Your objective:
Write out all the material exactly. Leave nothing out.

Stored data entries:
>> Begin

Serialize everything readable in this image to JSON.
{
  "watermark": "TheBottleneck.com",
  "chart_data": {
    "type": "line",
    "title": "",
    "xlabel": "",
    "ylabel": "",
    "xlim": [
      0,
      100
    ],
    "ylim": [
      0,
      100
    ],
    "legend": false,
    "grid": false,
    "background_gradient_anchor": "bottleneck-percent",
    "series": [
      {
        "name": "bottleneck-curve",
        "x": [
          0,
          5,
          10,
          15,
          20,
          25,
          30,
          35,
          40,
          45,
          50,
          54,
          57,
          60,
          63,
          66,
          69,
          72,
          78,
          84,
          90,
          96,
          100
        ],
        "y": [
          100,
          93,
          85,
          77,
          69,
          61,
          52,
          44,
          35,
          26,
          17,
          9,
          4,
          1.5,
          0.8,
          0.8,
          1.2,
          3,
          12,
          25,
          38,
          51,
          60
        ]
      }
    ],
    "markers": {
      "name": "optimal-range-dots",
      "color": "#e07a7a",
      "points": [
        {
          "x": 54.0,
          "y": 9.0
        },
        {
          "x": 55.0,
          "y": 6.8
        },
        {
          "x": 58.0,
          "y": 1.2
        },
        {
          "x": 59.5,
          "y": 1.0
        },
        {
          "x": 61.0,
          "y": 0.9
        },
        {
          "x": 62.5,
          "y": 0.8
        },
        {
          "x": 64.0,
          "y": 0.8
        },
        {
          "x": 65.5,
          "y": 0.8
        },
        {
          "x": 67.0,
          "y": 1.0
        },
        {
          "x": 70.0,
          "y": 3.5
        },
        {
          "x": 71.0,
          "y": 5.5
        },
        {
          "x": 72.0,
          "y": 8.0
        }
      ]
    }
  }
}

>> End

Task result:
Serialize everything readable in this image to JSON.
{
  "watermark": "TheBottleneck.com",
  "chart_data": {
    "type": "line",
    "title": "",
    "xlabel": "",
    "ylabel": "",
    "xlim": [
      0,
      100
    ],
    "ylim": [
      0,
      100
    ],
    "legend": false,
    "grid": false,
    "background_gradient_anchor": "bottleneck-percent",
    "series": [
      {
        "name": "bottleneck-curve",
        "x": [
          0,
          5,
          10,
          15,
          20,
          25,
          30,
          35,
          40,
          45,
          50,
          54,
          57,
          60,
          63,
          66,
          69,
          72,
          78,
          84,
          90,
          96,
          100
        ],
        "y": [
          100,
          93,
          85,
          77,
          69,
          61,
          52,
          44,
          35,
          26,
          17,
          9,
          4,
          1.5,
          0.8,
          0.8,
          1.2,
          3,
          12,
          25,
          38,
          51,
          60
        ]
      }
    ],
    "markers": {
      "name": "optimal-range-dots",
      "color": "#e07a7a",
      "points": [
        {
          "x": 54.0,
          "y": 9.0
        },
        {
          "x": 55.0,
          "y": 6.8
        },
        {
          "x": 58.0,
          "y": 1.2
        },
        {
          "x": 59.5,
          "y": 1.0
        },
        {
          "x": 61.0,
          "y": 0.9
        },
        {
          "x": 62.5,
          "y": 0.8
        },
        {
          "x": 64.0,
          "y": 0.8
        },
        {
          "x": 65.5,
          "y": 0.8
        },
        {
          "x": 67.0,
          "y": 1.0
        },
        {
          "x": 70.0,
          "y": 3.5
        },
        {
          "x": 71.0,
          "y": 5.5
        },
        {
          "x": 72.0,
          "y": 8.0
        }
      ]
    }
  }
}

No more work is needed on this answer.